**EXERCISE DESCRIPTION**.
Copy every line of the records below where the word "그령리인건비" occurs.

** Begin THE RECORDS **

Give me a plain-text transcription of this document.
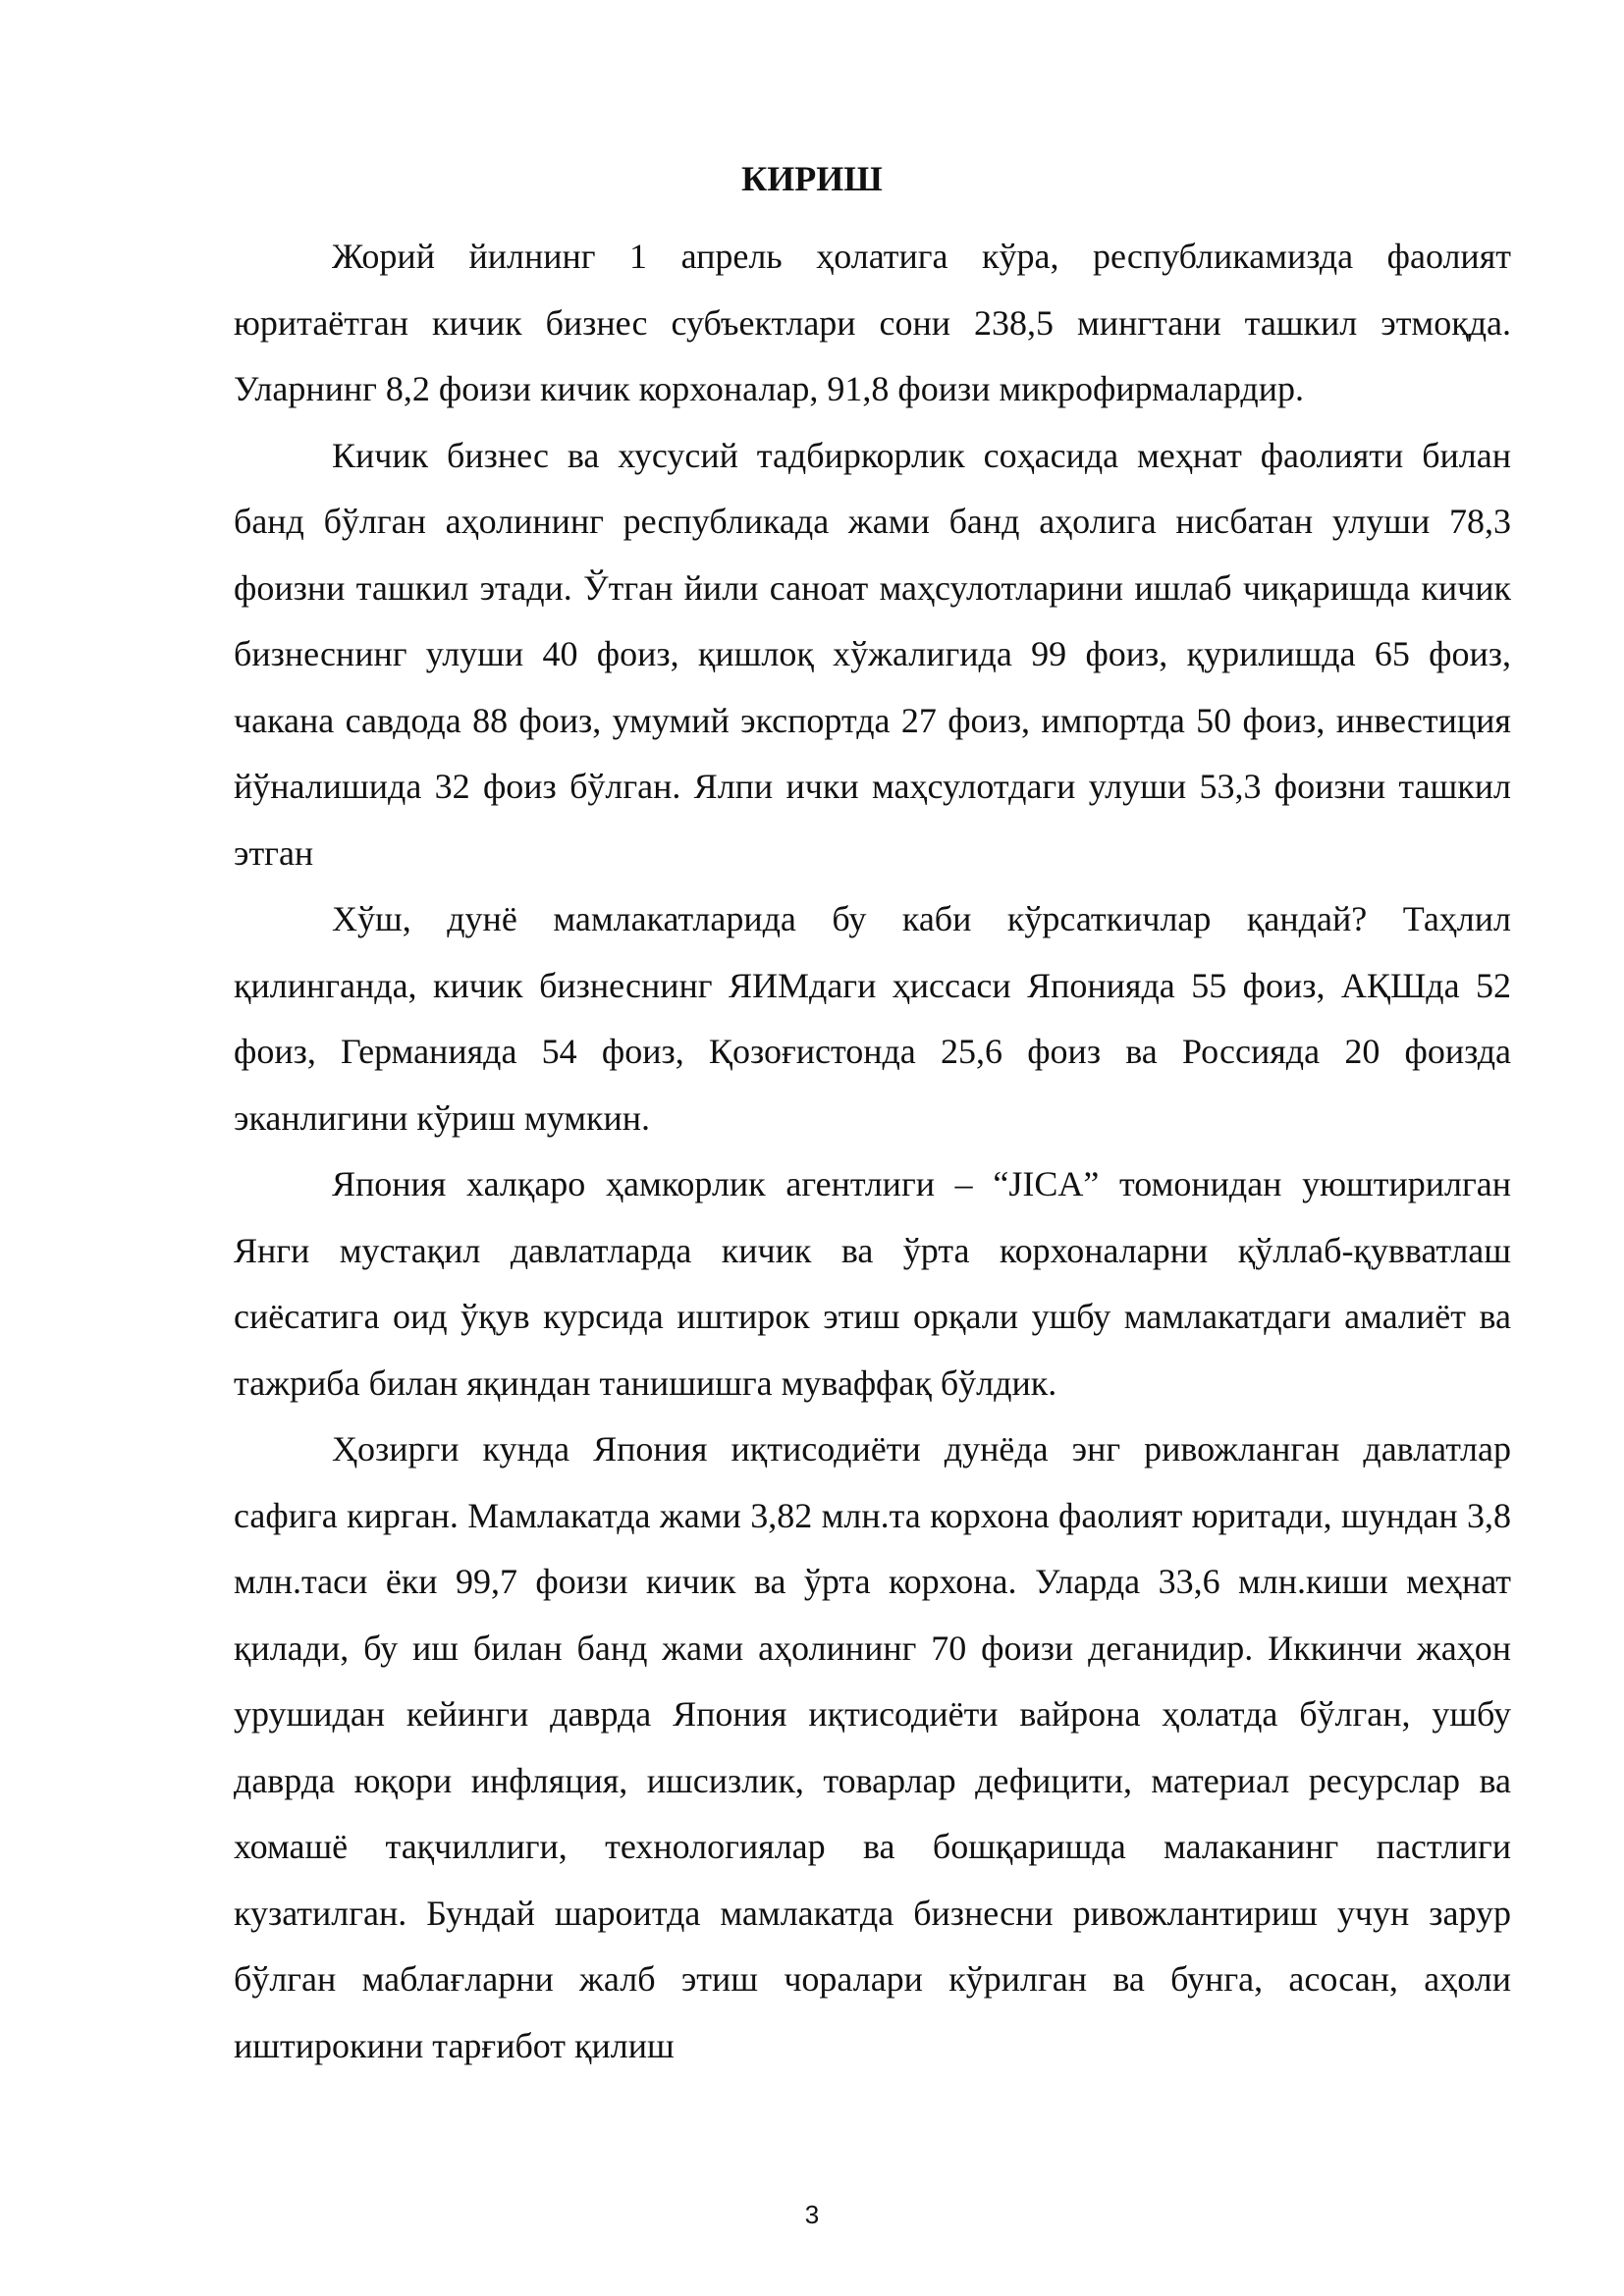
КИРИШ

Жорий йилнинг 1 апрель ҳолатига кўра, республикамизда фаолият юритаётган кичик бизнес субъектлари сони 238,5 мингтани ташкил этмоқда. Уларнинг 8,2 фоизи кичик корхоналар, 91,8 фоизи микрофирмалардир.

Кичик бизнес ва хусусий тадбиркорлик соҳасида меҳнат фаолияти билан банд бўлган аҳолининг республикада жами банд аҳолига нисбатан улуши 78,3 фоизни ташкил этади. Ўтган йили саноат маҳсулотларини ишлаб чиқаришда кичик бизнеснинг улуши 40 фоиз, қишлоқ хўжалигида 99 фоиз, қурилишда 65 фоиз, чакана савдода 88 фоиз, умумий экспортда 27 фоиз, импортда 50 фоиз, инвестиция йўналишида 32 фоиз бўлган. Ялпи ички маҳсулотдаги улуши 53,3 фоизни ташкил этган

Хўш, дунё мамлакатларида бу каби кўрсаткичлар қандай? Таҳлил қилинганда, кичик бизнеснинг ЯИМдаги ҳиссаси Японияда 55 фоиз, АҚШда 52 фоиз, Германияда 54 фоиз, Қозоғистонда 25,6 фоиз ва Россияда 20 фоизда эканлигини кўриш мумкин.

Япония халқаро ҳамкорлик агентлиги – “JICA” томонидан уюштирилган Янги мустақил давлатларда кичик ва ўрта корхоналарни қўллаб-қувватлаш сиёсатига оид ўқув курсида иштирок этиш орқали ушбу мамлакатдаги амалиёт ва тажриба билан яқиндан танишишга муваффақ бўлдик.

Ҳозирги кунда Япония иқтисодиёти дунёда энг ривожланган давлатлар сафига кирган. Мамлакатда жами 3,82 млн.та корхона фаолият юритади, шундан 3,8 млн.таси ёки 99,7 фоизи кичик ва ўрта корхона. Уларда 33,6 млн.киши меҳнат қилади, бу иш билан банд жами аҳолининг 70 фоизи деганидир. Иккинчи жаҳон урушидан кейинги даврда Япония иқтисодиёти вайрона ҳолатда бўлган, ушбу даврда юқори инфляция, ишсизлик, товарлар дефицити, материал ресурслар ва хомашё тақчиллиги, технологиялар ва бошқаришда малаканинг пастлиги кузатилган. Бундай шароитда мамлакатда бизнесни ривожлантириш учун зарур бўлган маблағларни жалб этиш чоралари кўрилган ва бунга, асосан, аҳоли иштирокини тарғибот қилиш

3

** End THE RECORDS **
** Begin THE RECORDS **

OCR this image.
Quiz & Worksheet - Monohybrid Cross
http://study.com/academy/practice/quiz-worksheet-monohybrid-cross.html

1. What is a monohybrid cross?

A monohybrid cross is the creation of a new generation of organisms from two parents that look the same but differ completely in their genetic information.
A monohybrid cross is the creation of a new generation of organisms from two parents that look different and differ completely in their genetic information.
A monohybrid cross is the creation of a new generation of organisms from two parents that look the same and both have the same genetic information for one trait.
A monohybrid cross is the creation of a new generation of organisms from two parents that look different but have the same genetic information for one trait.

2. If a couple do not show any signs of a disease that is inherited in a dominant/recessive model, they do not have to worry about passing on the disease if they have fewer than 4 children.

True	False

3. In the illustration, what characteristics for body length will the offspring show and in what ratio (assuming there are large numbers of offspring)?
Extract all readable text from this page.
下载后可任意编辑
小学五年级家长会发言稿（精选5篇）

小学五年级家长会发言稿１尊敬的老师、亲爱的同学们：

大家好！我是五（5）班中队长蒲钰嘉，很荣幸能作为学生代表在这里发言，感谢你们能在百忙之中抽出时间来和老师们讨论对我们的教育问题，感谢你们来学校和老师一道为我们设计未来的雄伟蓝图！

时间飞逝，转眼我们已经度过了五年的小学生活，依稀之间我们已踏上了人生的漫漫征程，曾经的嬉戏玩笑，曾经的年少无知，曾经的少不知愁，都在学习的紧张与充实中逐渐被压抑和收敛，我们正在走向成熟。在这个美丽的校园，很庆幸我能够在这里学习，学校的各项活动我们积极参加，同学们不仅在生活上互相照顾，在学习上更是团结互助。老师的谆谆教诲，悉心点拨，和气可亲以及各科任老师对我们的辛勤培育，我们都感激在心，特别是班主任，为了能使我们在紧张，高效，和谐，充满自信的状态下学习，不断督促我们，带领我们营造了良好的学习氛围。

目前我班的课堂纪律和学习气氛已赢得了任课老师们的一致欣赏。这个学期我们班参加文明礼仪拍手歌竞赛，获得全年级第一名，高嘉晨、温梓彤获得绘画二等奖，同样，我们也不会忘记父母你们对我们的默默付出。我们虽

** End THE RECORDS **
** Begin THE RECORDS **

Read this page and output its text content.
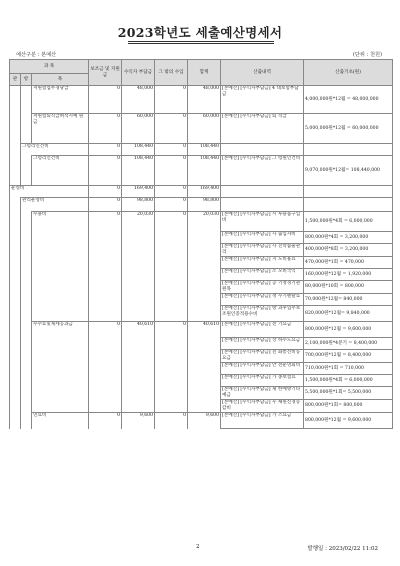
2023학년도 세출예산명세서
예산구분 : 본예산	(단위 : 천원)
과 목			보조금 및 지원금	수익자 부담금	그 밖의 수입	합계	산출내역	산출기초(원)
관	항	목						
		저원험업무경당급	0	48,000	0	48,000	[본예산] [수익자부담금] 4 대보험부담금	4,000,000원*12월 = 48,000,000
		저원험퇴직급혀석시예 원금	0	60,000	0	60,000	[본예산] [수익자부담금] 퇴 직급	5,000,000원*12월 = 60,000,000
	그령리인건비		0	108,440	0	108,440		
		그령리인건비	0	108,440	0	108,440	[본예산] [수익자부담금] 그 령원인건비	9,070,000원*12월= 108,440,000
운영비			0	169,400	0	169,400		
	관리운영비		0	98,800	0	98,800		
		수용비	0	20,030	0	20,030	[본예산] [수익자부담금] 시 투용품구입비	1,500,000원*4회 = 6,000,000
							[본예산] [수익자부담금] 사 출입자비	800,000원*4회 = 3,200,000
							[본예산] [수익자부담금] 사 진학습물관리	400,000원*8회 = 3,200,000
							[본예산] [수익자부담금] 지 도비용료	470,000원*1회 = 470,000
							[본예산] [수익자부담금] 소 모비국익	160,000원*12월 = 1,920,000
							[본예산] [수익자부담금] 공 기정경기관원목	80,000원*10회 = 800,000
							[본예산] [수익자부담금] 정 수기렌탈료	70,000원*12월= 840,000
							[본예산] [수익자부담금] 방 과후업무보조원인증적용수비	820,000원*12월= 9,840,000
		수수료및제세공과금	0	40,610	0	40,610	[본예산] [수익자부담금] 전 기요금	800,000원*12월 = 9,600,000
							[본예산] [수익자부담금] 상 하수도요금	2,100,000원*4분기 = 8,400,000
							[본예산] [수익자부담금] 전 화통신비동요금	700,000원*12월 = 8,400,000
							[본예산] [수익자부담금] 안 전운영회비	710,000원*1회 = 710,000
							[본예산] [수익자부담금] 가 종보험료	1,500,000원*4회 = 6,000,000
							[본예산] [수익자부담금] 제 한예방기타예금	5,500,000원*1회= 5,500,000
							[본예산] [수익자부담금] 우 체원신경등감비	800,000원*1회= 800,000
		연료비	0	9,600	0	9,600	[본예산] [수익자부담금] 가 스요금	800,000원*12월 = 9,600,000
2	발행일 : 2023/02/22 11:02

** End THE RECORDS **

**OUTPUT OF THE TASK**.
	그령리인건비		0	108,440	0	108,440		
		그령리인건비	0	108,440	0	108,440	[본예산] [수익자부담금] 그 령원인건비	9,070,000원*12월= 108,440,000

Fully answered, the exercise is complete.